▶ **DIRECTIONS FOR THIS TASK**:
Among the records that follow, count the lines with the string "width"; report only that count.

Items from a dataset
----------
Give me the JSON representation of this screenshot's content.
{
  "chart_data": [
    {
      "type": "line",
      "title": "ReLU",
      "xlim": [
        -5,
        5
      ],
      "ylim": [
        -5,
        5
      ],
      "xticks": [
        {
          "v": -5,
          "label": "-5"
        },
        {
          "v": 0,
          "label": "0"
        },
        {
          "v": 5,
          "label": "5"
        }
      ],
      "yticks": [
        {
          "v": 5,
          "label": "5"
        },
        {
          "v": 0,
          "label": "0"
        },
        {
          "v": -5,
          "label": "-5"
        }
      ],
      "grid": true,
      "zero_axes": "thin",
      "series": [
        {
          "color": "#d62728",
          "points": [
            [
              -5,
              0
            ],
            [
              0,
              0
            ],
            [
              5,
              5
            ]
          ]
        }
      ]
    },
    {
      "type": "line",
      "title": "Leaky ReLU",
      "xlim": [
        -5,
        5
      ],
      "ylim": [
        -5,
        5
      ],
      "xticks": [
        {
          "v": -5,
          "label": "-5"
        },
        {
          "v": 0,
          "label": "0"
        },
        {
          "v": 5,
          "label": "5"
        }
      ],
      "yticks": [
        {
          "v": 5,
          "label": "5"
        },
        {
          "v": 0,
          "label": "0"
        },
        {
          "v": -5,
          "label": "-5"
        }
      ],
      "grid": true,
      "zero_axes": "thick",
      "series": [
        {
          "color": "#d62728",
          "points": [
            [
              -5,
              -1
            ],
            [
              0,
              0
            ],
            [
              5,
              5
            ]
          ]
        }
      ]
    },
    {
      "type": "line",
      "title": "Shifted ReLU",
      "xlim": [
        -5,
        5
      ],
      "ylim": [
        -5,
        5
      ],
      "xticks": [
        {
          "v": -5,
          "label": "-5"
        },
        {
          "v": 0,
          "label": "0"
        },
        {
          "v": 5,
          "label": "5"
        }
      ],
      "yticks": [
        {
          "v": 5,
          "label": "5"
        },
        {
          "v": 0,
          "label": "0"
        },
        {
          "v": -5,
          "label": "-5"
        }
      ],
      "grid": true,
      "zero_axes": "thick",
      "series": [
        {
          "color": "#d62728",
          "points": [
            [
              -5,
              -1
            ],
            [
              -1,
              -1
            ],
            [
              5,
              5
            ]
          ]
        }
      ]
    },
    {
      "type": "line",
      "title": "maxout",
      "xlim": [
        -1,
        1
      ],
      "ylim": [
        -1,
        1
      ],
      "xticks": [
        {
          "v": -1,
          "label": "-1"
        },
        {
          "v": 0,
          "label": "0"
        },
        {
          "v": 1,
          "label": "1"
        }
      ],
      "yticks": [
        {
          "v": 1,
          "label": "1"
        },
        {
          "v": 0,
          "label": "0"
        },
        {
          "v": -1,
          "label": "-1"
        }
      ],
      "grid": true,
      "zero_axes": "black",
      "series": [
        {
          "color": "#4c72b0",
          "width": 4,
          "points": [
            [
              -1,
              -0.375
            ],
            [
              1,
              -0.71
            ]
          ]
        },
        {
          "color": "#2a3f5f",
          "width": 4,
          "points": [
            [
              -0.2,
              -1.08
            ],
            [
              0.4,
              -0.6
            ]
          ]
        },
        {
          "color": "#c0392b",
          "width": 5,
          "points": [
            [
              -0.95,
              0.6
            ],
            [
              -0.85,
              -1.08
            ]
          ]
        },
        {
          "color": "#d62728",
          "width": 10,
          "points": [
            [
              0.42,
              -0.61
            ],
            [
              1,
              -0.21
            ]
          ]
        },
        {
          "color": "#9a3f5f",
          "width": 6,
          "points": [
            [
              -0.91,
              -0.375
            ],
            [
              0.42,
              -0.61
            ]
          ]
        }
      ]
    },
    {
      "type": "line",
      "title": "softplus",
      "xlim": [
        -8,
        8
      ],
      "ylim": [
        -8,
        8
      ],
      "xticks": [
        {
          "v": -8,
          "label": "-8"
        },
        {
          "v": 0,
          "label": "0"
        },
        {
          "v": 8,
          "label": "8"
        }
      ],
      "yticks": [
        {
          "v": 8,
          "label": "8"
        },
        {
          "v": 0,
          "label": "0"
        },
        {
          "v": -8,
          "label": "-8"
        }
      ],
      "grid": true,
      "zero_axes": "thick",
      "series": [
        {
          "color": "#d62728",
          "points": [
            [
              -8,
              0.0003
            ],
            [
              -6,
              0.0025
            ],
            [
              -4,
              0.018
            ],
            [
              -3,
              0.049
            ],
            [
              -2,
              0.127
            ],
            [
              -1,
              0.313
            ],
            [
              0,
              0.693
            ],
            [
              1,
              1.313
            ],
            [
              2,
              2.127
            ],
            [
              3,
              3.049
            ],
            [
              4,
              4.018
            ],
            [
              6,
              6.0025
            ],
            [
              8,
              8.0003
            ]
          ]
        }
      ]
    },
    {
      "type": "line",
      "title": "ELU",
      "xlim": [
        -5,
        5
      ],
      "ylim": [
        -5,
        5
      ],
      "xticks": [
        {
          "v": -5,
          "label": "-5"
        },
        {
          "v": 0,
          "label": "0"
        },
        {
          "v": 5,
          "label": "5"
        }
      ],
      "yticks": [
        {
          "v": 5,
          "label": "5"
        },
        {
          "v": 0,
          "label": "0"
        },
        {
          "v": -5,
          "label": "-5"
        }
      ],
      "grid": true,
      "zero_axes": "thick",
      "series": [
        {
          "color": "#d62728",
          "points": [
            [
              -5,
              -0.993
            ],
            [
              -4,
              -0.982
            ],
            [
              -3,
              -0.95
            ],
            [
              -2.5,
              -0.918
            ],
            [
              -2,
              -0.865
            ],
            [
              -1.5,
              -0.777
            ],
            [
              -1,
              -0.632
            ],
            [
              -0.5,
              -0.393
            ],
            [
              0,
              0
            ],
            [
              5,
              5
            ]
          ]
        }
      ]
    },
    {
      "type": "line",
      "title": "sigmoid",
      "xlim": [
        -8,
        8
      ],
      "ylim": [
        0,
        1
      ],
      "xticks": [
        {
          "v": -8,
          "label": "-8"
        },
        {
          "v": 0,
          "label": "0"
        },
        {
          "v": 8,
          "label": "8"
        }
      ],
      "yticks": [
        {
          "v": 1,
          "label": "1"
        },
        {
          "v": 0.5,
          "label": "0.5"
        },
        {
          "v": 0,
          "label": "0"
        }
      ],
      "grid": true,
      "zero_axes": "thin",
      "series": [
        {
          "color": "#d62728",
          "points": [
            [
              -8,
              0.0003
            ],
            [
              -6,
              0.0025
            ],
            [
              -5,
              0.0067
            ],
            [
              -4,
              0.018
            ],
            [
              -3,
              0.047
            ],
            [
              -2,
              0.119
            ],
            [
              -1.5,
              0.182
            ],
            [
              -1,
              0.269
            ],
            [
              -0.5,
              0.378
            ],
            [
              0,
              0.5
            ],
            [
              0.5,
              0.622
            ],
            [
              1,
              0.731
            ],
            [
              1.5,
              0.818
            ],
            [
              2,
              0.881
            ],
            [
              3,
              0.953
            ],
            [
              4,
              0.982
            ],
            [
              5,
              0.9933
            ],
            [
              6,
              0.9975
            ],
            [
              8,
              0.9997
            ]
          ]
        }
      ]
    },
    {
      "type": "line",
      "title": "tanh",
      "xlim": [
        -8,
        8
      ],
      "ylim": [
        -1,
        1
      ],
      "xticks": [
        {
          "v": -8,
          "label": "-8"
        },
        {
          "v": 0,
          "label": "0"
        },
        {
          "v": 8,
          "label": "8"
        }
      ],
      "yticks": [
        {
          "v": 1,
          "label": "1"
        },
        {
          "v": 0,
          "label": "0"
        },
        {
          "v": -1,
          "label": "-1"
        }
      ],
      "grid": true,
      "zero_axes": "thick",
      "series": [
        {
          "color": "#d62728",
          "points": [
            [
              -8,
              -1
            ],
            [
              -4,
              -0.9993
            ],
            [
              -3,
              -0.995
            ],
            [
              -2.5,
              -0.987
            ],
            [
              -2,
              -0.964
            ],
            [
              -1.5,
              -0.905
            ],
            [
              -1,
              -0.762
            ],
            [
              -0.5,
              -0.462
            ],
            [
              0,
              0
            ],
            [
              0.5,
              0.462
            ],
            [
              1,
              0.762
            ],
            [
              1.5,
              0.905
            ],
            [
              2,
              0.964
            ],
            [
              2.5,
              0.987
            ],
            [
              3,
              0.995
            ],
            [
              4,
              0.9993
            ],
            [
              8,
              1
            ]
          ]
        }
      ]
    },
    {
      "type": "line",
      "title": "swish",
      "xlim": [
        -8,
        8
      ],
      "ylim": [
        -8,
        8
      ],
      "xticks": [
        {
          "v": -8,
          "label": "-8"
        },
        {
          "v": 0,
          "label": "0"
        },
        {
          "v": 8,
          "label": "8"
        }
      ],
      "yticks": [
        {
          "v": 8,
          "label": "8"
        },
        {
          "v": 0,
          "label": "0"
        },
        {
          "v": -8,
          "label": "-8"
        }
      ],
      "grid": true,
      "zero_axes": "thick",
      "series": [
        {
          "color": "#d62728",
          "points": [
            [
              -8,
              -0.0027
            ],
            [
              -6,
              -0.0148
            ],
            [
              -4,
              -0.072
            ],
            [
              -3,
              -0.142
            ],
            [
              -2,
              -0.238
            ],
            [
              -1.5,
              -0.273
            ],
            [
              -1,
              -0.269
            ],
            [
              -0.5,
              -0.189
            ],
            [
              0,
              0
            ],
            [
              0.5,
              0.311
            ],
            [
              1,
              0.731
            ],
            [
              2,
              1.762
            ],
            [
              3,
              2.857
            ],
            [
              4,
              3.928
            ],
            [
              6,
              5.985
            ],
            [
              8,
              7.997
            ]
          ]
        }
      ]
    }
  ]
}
----------
▶ **WRITTEN ANSWER**:
5